* [Written task]: Leave the pictures out, and retype all of the material exactly as written.

* [Provided data]:

====================

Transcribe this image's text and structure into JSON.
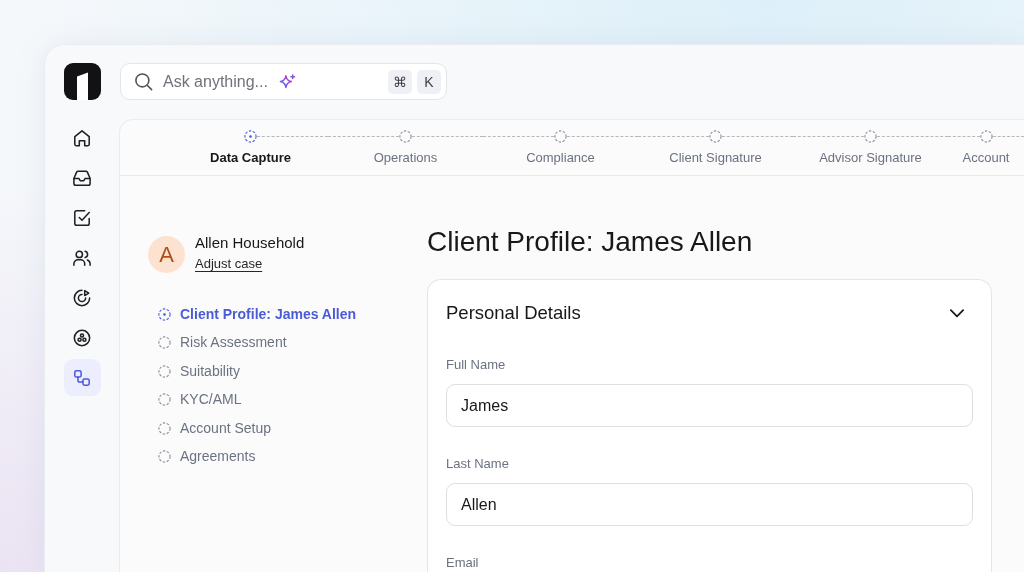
{
  "rail": {
    "items": [
      {
        "selected": false
      },
      {
        "selected": false
      },
      {
        "selected": false
      },
      {
        "selected": false
      },
      {
        "selected": false
      },
      {
        "selected": false
      },
      {
        "selected": true
      }
    ]
  },
  "search": {
    "placeholder": "Ask anything...",
    "shortcut_keys": [
      "⌘",
      "K"
    ]
  },
  "stepper": {
    "steps": [
      {
        "label": "Data Capture",
        "selected": true
      },
      {
        "label": "Operations",
        "selected": false
      },
      {
        "label": "Compliance",
        "selected": false
      },
      {
        "label": "Client Signature",
        "selected": false
      },
      {
        "label": "Advisor Signature",
        "selected": false
      },
      {
        "label": "Account",
        "selected": false
      }
    ]
  },
  "case": {
    "initial": "A",
    "name": "Allen Household",
    "link": "Adjust case"
  },
  "section_nav": {
    "items": [
      {
        "label": "Client Profile: James Allen",
        "selected": true
      },
      {
        "label": "Risk Assessment",
        "selected": false
      },
      {
        "label": "Suitability",
        "selected": false
      },
      {
        "label": "KYC/AML",
        "selected": false
      },
      {
        "label": "Account Setup",
        "selected": false
      },
      {
        "label": "Agreements",
        "selected": false
      }
    ]
  },
  "page_title": "Client Profile: James Allen",
  "card": {
    "title": "Personal Details",
    "expanded": true,
    "fields": [
      {
        "label": "Full Name",
        "value": "James"
      },
      {
        "label": "Last Name",
        "value": "Allen"
      },
      {
        "label": "Email"
      }
    ]
  }
}
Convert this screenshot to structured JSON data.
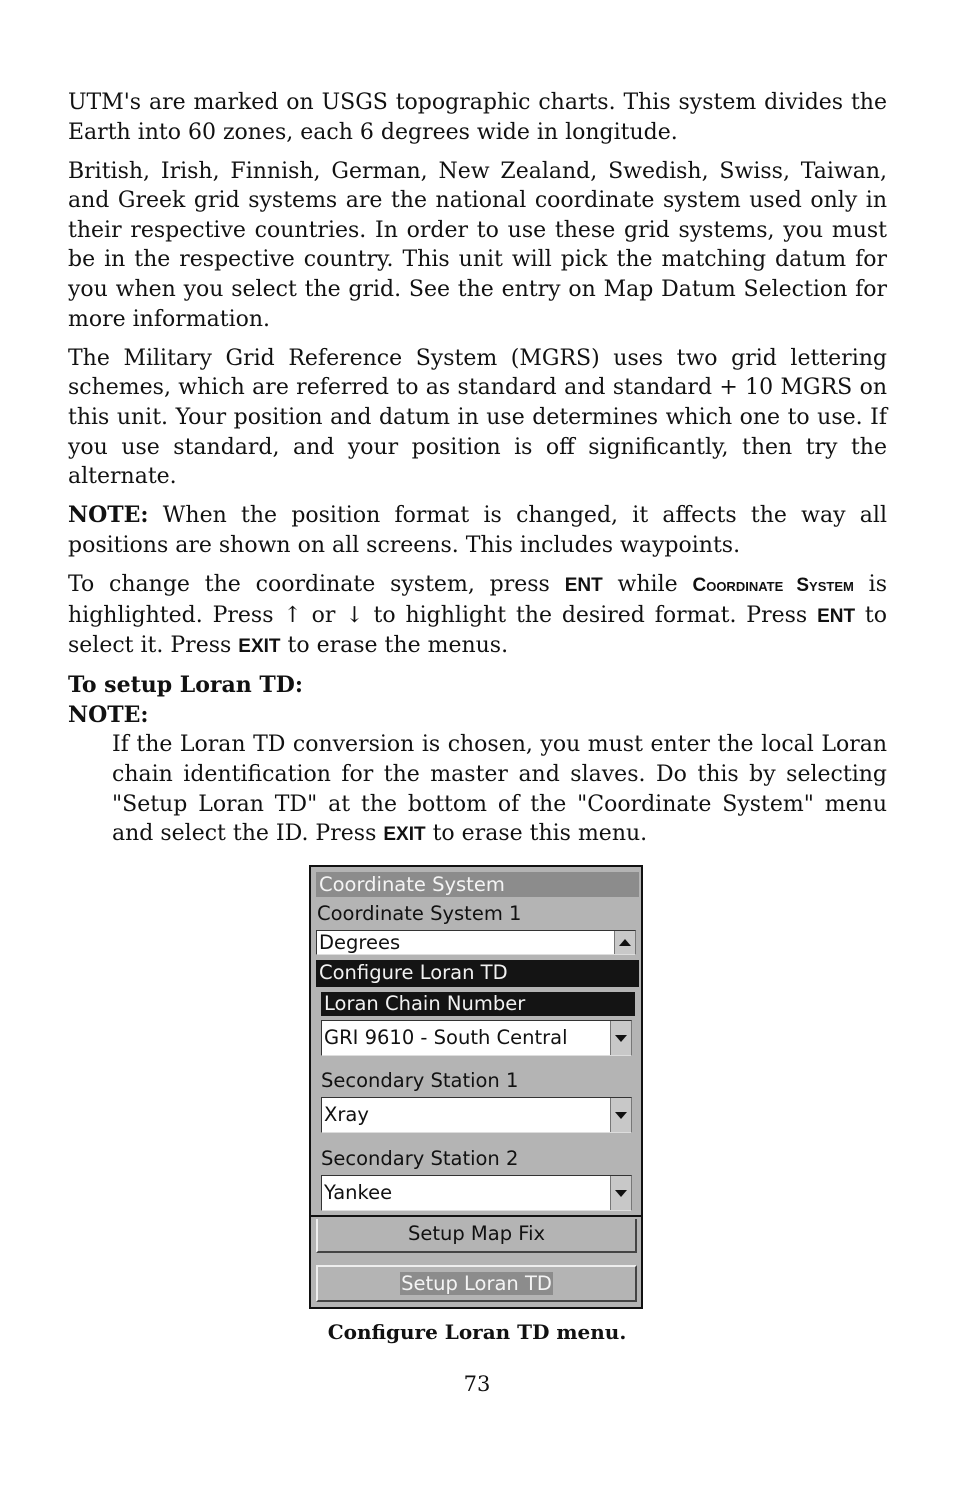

====================

* [Solution]:
Transcribe this image's text and structure into JSON.
{
  "rail": {
    "items": [
      {
        "selected": false
      },
      {
        "selected": false
      },
      {
        "selected": false
      },
      {
        "selected": false
      },
      {
        "selected": false
      },
      {
        "selected": false
      },
      {
        "selected": true
      }
    ]
  },
  "search": {
    "placeholder": "Ask anything...",
    "shortcut_keys": [
      "⌘",
      "K"
    ]
  },
  "stepper": {
    "steps": [
      {
        "label": "Data Capture",
        "selected": true
      },
      {
        "label": "Operations",
        "selected": false
      },
      {
        "label": "Compliance",
        "selected": false
      },
      {
        "label": "Client Signature",
        "selected": false
      },
      {
        "label": "Advisor Signature",
        "selected": false
      },
      {
        "label": "Account",
        "selected": false
      }
    ]
  },
  "case": {
    "initial": "A",
    "name": "Allen Household",
    "link": "Adjust case"
  },
  "section_nav": {
    "items": [
      {
        "label": "Client Profile: James Allen",
        "selected": true
      },
      {
        "label": "Risk Assessment",
        "selected": false
      },
      {
        "label": "Suitability",
        "selected": false
      },
      {
        "label": "KYC/AML",
        "selected": false
      },
      {
        "label": "Account Setup",
        "selected": false
      },
      {
        "label": "Agreements",
        "selected": false
      }
    ]
  },
  "page_title": "Client Profile: James Allen",
  "card": {
    "title": "Personal Details",
    "expanded": true,
    "fields": [
      {
        "label": "Full Name",
        "value": "James"
      },
      {
        "label": "Last Name",
        "value": "Allen"
      },
      {
        "label": "Email"
      }
    ]
  }
}
Convert this screenshot to structured JSON data.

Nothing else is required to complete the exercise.